§ PASSAGE PROVIDED
####

The man of protest, who has fully grasped his identity and who now sees with his eyes fully open, who now thirsts for freedom and totality, now creates groups of free men welded together by the ideal and by the action. Whoever comes into contact with these groups will cast off his status of lackey and will free himself from the idiot domination of others over him. Any ordinary man who comes from the plough, the factory, the bench of the university or from the bench of the academic will recognize the degradation of slavery. As man uncovers his true personality, he will throw away all artificial ideas, which go against the rights of his personality, the Master/Slave relationship of modern society. As soon as man brings to the fore the pure elements in his personality through which a new, free human community is born, he will become an anarchist and revolutionary. This is how the ideal of anarchism is assimilated and disseminated by men; the free man recognizes its deep truth, its clarity, and its purity, its message of freedom and creativity.

The idea of anarchism, the teaching of a renewed life for man as an individual and as a social being, is therefore bound up with man’s self-awareness and his awareness of the suppurating sore of injustice in modern society. Anarchism exists therefore only illegally or semi-legally, never in total legality.

####

§ GIVEN TASK 1
According to the passage on anarchism, in what legal status does anarchism exist?

####

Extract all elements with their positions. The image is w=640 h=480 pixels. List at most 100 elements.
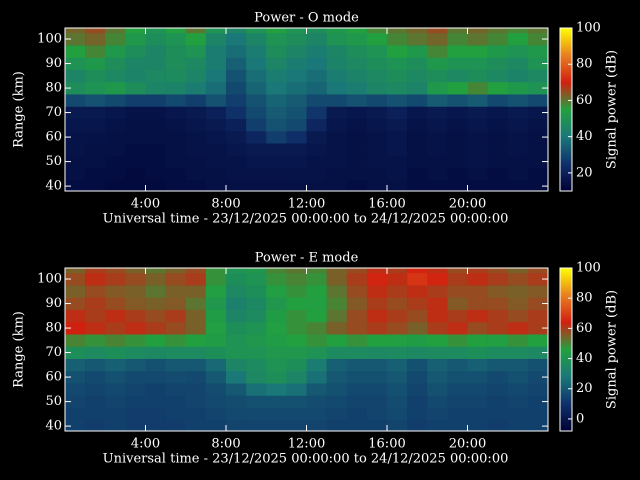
heatmap-cell <box>326 395 348 409</box>
heatmap-cell <box>85 272 106 286</box>
heatmap-cell <box>185 130 207 144</box>
heatmap-cell <box>487 358 509 372</box>
heatmap-cell <box>65 45 86 58</box>
heatmap-cell <box>286 130 307 144</box>
heatmap-cell <box>145 57 166 70</box>
heatmap-cell <box>65 309 86 323</box>
colorbar-label: Signal power (dB) <box>605 290 620 409</box>
heatmap-cell <box>407 321 428 335</box>
heatmap-cell <box>185 155 207 169</box>
heatmap-cell <box>467 143 488 156</box>
panel: Power - O mode 40 50 60 70 80 90 100 4:00 8:00 12:… <box>12 11 620 227</box>
heatmap-cell <box>527 106 548 119</box>
heatmap-cell <box>467 321 488 335</box>
heatmap-cell <box>205 297 227 310</box>
heatmap-cell <box>326 32 348 46</box>
heatmap-cell <box>427 395 448 409</box>
heatmap-cell <box>246 130 267 144</box>
heatmap-cell <box>427 81 448 95</box>
heatmap-cell <box>185 395 207 409</box>
heatmap-cell <box>246 57 267 70</box>
heatmap-cell <box>507 179 529 191</box>
heatmap-cell <box>467 155 488 169</box>
heatmap-cell <box>286 272 307 286</box>
heatmap-cell <box>145 28 166 34</box>
heatmap-cell <box>266 130 287 144</box>
heatmap-cell <box>145 69 166 83</box>
heatmap-cell <box>366 297 388 310</box>
heatmap-cell <box>527 32 548 46</box>
heatmap-cell <box>366 118 388 132</box>
heatmap-cell <box>507 370 529 384</box>
heatmap-cell <box>407 69 428 83</box>
heatmap-cell <box>447 395 468 409</box>
heatmap-cell <box>165 334 187 347</box>
heatmap-cell <box>507 419 529 431</box>
heatmap-cell <box>407 94 428 107</box>
heatmap-cell <box>85 268 106 274</box>
heatmap-cell <box>447 334 468 347</box>
heatmap-cell <box>185 297 207 310</box>
heatmap-cell <box>346 346 368 359</box>
heatmap-cell <box>387 94 408 107</box>
heatmap-cell <box>65 358 86 372</box>
heatmap-cell <box>427 94 448 107</box>
heatmap-cell <box>85 309 106 323</box>
heatmap-cell <box>527 370 548 384</box>
heatmap-cell <box>346 419 368 431</box>
colorbar-tick-label: 60 <box>576 321 593 336</box>
heatmap-cell <box>85 167 106 181</box>
heatmap-cell <box>326 94 348 107</box>
heatmap-cell <box>226 106 247 119</box>
colorbar-frame <box>559 27 573 192</box>
heatmap-cell <box>507 334 529 347</box>
heatmap-cell <box>65 395 86 409</box>
x-tick-label: 16:00 <box>368 437 405 452</box>
heatmap-cell <box>407 45 428 58</box>
heatmap-cell <box>346 285 368 298</box>
heatmap-cell <box>326 407 348 421</box>
heatmap-cell <box>286 297 307 310</box>
heatmap-cell <box>266 383 287 396</box>
heatmap-cell <box>185 321 207 335</box>
heatmap-cell <box>85 57 106 70</box>
heatmap-cell <box>366 407 388 421</box>
heatmap-cell <box>427 285 448 298</box>
heatmap-cell <box>366 358 388 372</box>
heatmap-cell <box>487 383 509 396</box>
heatmap-cell <box>185 407 207 421</box>
heatmap-cell <box>467 81 488 95</box>
heatmap-cell <box>226 370 247 384</box>
heatmap-cell <box>306 167 327 181</box>
heatmap-cell <box>346 407 368 421</box>
heatmap-cell <box>246 419 267 431</box>
heatmap-cell <box>387 28 408 34</box>
heatmap-cell <box>145 370 166 384</box>
heatmap-cell <box>246 28 267 34</box>
heatmap-cell <box>165 57 187 70</box>
heatmap-cell <box>467 118 488 132</box>
heatmap-cell <box>125 69 146 83</box>
y-tick-label: 80 <box>45 321 62 336</box>
heatmap-cell <box>226 143 247 156</box>
heatmap-cell <box>507 285 529 298</box>
heatmap-cell <box>145 395 166 409</box>
heatmap-cell <box>427 179 448 191</box>
heatmap-cell <box>326 272 348 286</box>
heatmap-cell <box>427 45 448 58</box>
heatmap-cell <box>527 155 548 169</box>
heatmap-cell <box>326 130 348 144</box>
heatmap-cell <box>125 179 146 191</box>
heatmap-cell <box>306 346 327 359</box>
colorbar-tick-label: 20 <box>576 165 593 180</box>
heatmap-cell <box>407 32 428 46</box>
heatmap-cell <box>125 32 146 46</box>
heatmap-cell <box>346 167 368 181</box>
heatmap-cell <box>266 106 287 119</box>
heatmap-cell <box>205 395 227 409</box>
heatmap-cell <box>226 69 247 83</box>
heatmap-cell <box>387 155 408 169</box>
heatmap-cell <box>407 285 428 298</box>
x-axis-label: Universal time - 23/12/2025 00:00:00 to … <box>103 212 509 227</box>
y-tick-label: 40 <box>45 419 62 434</box>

####

§ GIVEN TASK 2
Please give the entries from the line with "heatmap-cell <box>326 395 348 409</box>" up to and including the line with "heatmap-cell <box>527 106 548 119</box>" as a Markdown table with the columns Row and Line. Number the rows, and leave out any blank lines.

§ OUTPUT 1
Anarchism exists only illegally or semi-legally, never in total legality.

§ OUTPUT 2
| Row | Line |
|---|---|
| 1 | heatmap-cell <box>326 395 348 409</box> |
| 2 | heatmap-cell <box>85 272 106 286</box> |
| 3 | heatmap-cell <box>185 130 207 144</box> |
| 4 | heatmap-cell <box>487 358 509 372</box> |
| 5 | heatmap-cell <box>65 45 86 58</box> |
| 6 | heatmap-cell <box>286 130 307 144</box> |
| 7 | heatmap-cell <box>145 57 166 70</box> |
| 8 | heatmap-cell <box>65 309 86 323</box> |
| 9 | colorbar-label: Signal power (dB) <box>605 290 620 409</box> |
| 10 | heatmap-cell <box>407 321 428 335</box> |
| 11 | heatmap-cell <box>185 155 207 169</box> |
| 12 | heatmap-cell <box>467 143 488 156</box> |
| 13 | panel: Power - O mode 40 50 60 70 80 90 100 4:00 8:00 12:… <box>12 11 620 227</box> |
| 14 | heatmap-cell <box>527 106 548 119</box> |